**GIVEN PROBLEM:** Copy each line of the entries that contains the word "arcmin".

** begin DATA EXCERPTS **

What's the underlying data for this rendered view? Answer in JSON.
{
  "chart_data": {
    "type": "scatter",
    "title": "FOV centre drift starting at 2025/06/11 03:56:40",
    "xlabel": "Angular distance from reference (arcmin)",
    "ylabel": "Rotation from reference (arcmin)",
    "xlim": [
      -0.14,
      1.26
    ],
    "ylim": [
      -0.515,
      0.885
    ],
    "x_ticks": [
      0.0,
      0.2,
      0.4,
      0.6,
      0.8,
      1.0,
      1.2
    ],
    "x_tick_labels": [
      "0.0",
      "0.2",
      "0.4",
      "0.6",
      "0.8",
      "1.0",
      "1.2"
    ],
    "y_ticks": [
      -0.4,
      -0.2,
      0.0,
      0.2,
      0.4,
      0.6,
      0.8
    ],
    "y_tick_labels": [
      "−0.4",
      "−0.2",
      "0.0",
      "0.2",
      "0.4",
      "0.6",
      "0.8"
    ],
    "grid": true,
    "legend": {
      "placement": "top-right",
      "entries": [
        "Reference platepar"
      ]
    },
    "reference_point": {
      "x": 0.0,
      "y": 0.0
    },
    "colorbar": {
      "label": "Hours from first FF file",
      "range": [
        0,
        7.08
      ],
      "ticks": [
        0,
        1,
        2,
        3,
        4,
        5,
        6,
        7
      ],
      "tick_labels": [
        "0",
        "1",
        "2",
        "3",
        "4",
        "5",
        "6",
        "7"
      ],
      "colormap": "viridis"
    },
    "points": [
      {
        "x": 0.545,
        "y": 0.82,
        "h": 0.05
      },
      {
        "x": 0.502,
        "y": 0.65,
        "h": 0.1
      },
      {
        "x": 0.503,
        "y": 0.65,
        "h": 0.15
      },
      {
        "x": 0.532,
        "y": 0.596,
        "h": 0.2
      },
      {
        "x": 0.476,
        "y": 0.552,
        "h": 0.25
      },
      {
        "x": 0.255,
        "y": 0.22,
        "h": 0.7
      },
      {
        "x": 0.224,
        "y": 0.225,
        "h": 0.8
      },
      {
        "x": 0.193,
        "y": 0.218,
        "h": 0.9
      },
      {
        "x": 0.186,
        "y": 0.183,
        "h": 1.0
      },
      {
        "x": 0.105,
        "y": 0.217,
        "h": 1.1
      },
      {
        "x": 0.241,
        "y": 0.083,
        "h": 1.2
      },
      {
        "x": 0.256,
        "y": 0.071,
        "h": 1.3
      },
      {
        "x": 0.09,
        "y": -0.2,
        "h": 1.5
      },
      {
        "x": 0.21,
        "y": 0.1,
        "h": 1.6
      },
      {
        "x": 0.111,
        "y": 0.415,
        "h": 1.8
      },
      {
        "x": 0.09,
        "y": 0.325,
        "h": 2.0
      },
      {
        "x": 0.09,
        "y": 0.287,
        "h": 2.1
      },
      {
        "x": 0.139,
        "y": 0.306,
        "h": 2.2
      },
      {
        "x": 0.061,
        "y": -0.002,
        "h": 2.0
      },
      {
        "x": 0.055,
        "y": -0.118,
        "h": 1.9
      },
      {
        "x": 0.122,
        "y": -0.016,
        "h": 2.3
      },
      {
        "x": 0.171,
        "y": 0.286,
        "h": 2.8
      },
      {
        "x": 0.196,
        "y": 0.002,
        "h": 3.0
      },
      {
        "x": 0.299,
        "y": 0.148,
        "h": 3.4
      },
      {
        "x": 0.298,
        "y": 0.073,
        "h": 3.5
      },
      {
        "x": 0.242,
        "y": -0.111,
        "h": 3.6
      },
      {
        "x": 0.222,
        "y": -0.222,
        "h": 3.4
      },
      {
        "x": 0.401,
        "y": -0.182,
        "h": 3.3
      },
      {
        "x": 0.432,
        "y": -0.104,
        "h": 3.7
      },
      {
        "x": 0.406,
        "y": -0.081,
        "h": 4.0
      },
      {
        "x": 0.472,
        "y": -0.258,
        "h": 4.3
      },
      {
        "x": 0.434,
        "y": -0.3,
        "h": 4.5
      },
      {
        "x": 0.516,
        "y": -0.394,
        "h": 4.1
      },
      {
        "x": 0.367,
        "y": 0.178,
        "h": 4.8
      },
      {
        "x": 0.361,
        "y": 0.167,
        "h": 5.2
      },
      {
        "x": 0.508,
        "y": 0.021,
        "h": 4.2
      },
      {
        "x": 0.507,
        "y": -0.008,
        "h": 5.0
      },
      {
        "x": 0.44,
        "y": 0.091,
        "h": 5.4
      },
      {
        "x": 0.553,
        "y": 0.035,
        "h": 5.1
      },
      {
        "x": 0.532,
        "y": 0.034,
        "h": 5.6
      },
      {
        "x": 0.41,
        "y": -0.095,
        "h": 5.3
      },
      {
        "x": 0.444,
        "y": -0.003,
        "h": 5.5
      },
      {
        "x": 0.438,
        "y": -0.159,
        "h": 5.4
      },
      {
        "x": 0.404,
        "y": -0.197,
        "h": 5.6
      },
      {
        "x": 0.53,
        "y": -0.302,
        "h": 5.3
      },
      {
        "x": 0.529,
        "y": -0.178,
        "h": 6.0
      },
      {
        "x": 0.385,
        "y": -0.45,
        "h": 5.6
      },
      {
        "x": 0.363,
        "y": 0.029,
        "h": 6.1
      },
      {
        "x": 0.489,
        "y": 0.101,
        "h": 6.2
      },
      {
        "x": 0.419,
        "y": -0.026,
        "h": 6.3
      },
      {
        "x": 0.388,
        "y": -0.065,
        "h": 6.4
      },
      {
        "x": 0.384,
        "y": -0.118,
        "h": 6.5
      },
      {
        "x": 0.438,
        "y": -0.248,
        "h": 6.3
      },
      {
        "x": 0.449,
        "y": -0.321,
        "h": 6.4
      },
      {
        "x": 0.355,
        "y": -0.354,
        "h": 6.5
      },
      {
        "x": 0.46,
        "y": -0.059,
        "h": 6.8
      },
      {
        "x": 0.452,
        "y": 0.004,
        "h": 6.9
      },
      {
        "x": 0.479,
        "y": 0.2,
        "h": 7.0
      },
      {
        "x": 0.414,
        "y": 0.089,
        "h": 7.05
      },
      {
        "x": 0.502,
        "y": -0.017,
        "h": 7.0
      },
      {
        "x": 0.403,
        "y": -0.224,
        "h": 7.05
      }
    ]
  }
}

** end DATA EXCERPTS **

**COMPLETE ANSWER:**
    "xlabel": "Angular distance from reference (arcmin)",
    "ylabel": "Rotation from reference (arcmin)",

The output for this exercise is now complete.